Supplied passage:
I cannot tell you how much I owe to the solemn word of my good mother.
From the moment we discover new life living inside our wombs we have no idea how having babies and raising them and watching them grow into young adults will stretch us.
How motherhood will squeeze our hearts with love oozing out all over and so much joy.
Or sometimes how pain like a knife will stab hot with so many tears flowing.
And all along this glorious way we can doubt ourselves, or blame ourselves when things go wrong with our kids, when they get in trouble or get their hearts hurt.
Feeling like a little girl lost trying to figure out a mighty and holy undertaking for which we are often inadequately prepared.
And how we worry all through the years!
Did we do anything right?
Him always, always holding us through the ups and downs and days at the soccer field and nights cradling little ones feverish and us trying to get it all done. Running, running, running and huffing in the hectic yet always with time for hugging.
And needing to be still and just breathe.
Breathe in the Holy Spirit, breathing in peace. And our Perfect Father picking up the broken pieces and growing us up as we watched them grow.
And in moments unexpected pulling us close to Him with whispers of love straight from the Father’s heart.
Driving recently with my second oldest son the conversation turned to when he and his two brothers were very little and I was raising them as a single mom.
Times were tough.
My heart was shattered.

Information given:
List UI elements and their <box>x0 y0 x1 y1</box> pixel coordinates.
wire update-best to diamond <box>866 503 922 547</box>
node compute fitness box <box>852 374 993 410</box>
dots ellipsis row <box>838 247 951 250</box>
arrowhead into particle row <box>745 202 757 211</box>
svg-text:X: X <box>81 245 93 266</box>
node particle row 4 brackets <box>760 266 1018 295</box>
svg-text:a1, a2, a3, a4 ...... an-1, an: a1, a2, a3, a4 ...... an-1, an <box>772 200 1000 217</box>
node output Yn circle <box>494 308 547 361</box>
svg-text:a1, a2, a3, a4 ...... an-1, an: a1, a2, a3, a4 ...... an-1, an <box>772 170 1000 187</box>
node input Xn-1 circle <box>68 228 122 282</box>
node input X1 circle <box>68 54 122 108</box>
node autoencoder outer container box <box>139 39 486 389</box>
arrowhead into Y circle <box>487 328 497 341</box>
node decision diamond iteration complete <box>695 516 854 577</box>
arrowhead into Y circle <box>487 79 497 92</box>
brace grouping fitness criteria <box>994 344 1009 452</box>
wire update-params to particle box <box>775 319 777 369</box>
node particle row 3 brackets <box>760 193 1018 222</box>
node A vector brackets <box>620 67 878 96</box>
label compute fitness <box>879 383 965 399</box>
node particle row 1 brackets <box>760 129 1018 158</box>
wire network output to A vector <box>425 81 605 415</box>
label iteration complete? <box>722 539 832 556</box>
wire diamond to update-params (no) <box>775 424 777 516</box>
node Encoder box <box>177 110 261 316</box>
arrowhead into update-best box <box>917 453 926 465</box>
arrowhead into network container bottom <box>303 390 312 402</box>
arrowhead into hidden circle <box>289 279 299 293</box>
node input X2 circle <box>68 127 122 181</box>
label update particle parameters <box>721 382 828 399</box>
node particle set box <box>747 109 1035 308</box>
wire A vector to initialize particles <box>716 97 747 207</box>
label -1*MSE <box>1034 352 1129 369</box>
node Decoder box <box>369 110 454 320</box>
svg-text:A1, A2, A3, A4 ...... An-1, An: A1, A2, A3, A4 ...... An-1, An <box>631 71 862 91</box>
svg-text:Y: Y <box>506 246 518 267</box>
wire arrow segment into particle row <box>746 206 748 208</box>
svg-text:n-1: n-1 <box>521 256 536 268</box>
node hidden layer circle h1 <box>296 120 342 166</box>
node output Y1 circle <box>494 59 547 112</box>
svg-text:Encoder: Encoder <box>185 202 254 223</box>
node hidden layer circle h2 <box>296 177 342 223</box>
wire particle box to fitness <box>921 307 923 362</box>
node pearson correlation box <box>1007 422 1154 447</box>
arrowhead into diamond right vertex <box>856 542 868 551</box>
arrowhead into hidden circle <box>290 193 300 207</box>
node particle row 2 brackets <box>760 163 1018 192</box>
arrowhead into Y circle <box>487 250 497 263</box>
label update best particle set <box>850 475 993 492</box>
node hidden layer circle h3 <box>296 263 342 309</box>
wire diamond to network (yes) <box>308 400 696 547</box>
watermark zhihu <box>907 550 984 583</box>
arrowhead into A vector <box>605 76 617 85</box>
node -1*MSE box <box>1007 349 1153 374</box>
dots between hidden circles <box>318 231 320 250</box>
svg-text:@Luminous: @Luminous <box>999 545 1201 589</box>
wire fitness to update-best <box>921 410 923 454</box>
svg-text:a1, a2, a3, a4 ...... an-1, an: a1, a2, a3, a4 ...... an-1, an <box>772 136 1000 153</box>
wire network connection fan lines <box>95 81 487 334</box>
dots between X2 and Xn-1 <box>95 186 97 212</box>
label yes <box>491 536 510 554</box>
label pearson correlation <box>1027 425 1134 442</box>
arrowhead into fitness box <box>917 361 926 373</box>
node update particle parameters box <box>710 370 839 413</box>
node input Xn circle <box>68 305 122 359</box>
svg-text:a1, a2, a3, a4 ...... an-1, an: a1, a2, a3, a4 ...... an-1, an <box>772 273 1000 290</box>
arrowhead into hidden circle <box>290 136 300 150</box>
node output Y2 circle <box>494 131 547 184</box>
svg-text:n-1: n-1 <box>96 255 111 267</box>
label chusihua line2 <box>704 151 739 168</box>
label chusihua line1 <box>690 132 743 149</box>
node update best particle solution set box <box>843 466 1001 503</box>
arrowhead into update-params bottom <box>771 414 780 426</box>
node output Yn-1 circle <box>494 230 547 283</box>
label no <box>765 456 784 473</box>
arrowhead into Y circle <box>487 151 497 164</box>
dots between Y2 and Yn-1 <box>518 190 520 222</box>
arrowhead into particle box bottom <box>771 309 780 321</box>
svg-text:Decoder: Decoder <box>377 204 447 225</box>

Exercise requirements:
In the passage on motherhood, who was the writer driving with when the talk turned to the years when the boys were very little? The material can be set aside.

Exercise response:
The writer's second oldest son.